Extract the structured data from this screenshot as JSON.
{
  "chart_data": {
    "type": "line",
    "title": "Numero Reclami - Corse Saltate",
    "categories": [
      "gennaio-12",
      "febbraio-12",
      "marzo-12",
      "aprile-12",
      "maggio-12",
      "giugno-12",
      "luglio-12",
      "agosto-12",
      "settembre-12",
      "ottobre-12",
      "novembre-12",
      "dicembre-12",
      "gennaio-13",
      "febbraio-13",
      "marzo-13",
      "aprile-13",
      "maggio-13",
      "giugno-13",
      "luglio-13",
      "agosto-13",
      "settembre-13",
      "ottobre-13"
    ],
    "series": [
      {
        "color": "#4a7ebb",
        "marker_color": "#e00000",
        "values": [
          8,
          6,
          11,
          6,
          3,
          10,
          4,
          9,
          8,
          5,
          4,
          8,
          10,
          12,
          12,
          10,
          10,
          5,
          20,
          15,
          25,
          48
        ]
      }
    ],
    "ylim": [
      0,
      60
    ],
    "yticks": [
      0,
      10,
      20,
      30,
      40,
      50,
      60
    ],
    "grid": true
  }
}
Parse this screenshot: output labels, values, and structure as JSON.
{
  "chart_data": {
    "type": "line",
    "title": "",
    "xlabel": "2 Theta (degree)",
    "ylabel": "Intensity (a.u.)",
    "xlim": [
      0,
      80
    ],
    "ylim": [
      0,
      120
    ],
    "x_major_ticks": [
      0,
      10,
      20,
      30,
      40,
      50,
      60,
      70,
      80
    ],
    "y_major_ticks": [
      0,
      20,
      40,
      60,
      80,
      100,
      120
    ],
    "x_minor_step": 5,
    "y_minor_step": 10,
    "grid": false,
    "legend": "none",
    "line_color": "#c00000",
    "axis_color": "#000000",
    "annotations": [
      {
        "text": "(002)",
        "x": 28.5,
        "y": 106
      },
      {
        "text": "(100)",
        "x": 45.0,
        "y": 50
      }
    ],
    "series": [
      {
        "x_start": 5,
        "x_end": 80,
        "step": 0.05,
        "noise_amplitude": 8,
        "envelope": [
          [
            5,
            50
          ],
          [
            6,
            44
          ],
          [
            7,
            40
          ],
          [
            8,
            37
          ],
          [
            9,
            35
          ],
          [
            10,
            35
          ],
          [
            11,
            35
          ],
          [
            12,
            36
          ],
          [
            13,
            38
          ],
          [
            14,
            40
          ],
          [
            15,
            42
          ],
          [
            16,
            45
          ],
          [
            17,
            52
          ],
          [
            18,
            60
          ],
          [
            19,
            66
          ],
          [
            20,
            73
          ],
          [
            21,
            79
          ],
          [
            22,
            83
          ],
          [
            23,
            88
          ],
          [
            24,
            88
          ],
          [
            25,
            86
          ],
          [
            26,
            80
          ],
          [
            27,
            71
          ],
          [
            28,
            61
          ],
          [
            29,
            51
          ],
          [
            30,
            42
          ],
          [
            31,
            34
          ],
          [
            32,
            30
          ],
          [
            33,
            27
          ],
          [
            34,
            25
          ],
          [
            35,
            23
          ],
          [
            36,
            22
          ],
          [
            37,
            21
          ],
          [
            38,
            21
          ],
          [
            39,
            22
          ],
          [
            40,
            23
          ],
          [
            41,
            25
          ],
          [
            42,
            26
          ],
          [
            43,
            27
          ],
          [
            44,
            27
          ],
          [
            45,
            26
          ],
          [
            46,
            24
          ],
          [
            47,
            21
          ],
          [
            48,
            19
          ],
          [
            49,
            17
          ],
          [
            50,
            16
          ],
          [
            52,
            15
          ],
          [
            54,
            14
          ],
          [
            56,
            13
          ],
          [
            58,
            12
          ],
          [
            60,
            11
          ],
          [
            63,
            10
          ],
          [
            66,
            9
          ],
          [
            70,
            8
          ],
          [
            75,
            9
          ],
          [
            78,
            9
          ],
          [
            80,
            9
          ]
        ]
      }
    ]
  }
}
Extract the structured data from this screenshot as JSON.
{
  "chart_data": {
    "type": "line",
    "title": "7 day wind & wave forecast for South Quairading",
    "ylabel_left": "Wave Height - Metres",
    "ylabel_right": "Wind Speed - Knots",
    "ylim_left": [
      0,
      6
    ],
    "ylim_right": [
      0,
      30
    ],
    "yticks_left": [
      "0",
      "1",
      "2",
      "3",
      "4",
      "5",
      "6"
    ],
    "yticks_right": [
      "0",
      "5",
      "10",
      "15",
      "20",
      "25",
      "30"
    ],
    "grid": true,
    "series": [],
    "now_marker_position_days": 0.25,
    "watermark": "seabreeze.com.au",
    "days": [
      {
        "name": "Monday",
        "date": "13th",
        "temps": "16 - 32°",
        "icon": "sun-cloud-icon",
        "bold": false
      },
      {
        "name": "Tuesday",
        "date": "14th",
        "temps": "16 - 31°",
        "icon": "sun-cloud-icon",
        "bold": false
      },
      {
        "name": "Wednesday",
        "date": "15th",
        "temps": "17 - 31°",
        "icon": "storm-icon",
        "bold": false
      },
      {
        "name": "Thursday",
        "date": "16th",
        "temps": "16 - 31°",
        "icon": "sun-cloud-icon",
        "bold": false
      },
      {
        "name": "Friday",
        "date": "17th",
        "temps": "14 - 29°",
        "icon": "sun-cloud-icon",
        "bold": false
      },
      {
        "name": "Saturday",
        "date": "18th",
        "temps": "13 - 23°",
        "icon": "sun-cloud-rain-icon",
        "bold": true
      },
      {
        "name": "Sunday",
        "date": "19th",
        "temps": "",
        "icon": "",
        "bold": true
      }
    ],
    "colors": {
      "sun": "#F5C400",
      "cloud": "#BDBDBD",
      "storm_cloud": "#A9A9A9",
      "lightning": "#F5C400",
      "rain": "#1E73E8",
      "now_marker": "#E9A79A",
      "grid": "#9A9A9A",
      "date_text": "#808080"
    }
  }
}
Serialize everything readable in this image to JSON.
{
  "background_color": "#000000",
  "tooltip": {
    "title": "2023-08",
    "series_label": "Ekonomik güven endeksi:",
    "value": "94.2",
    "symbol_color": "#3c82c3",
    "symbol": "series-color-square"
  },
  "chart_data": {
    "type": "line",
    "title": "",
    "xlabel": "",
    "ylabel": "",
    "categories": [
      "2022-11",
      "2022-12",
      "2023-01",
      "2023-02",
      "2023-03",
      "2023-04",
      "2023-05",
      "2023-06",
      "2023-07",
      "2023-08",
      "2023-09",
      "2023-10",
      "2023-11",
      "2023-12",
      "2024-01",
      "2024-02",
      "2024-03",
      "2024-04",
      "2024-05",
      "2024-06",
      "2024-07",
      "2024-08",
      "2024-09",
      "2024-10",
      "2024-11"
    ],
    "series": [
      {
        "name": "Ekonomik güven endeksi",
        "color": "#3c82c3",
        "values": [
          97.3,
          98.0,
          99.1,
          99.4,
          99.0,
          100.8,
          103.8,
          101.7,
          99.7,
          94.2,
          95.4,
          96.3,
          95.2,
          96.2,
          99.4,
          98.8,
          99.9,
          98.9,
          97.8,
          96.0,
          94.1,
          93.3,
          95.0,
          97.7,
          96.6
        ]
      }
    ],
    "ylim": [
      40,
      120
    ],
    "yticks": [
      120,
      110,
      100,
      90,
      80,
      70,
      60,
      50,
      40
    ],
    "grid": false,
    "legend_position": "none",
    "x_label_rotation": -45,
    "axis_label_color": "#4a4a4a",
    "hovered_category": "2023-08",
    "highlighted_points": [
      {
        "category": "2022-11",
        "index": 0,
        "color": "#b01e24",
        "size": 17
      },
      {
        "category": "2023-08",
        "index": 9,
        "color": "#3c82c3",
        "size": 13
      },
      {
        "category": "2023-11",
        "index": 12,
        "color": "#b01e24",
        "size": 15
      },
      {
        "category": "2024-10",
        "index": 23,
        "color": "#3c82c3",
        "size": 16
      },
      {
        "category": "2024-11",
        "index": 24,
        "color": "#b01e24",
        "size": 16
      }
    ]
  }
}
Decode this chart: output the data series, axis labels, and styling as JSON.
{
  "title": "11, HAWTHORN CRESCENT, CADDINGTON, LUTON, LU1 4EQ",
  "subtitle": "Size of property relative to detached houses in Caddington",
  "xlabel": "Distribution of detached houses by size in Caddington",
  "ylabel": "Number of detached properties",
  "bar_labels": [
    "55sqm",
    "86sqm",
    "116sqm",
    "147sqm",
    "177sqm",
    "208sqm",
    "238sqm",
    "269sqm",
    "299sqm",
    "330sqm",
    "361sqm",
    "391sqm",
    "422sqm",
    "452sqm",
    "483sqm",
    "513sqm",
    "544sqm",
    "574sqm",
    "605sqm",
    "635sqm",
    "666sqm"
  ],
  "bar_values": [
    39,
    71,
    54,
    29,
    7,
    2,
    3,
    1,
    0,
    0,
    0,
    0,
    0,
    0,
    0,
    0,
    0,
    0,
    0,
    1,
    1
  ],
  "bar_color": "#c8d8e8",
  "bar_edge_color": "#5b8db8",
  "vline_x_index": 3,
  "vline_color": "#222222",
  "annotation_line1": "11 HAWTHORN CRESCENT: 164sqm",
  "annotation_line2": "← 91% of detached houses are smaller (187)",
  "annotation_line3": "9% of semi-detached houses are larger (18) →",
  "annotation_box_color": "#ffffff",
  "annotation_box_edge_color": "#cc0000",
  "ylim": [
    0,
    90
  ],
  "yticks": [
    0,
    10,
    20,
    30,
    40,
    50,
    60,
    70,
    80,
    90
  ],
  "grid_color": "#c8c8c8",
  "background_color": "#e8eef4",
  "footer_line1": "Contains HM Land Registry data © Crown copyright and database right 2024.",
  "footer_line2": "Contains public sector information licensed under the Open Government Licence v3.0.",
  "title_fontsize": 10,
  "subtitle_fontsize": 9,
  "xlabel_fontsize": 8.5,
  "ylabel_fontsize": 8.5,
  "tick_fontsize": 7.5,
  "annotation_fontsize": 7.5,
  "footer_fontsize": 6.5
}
++++++++
Within the listing above, work out how many lines contain the string "true", and reply with that number only.

- RESULT -
4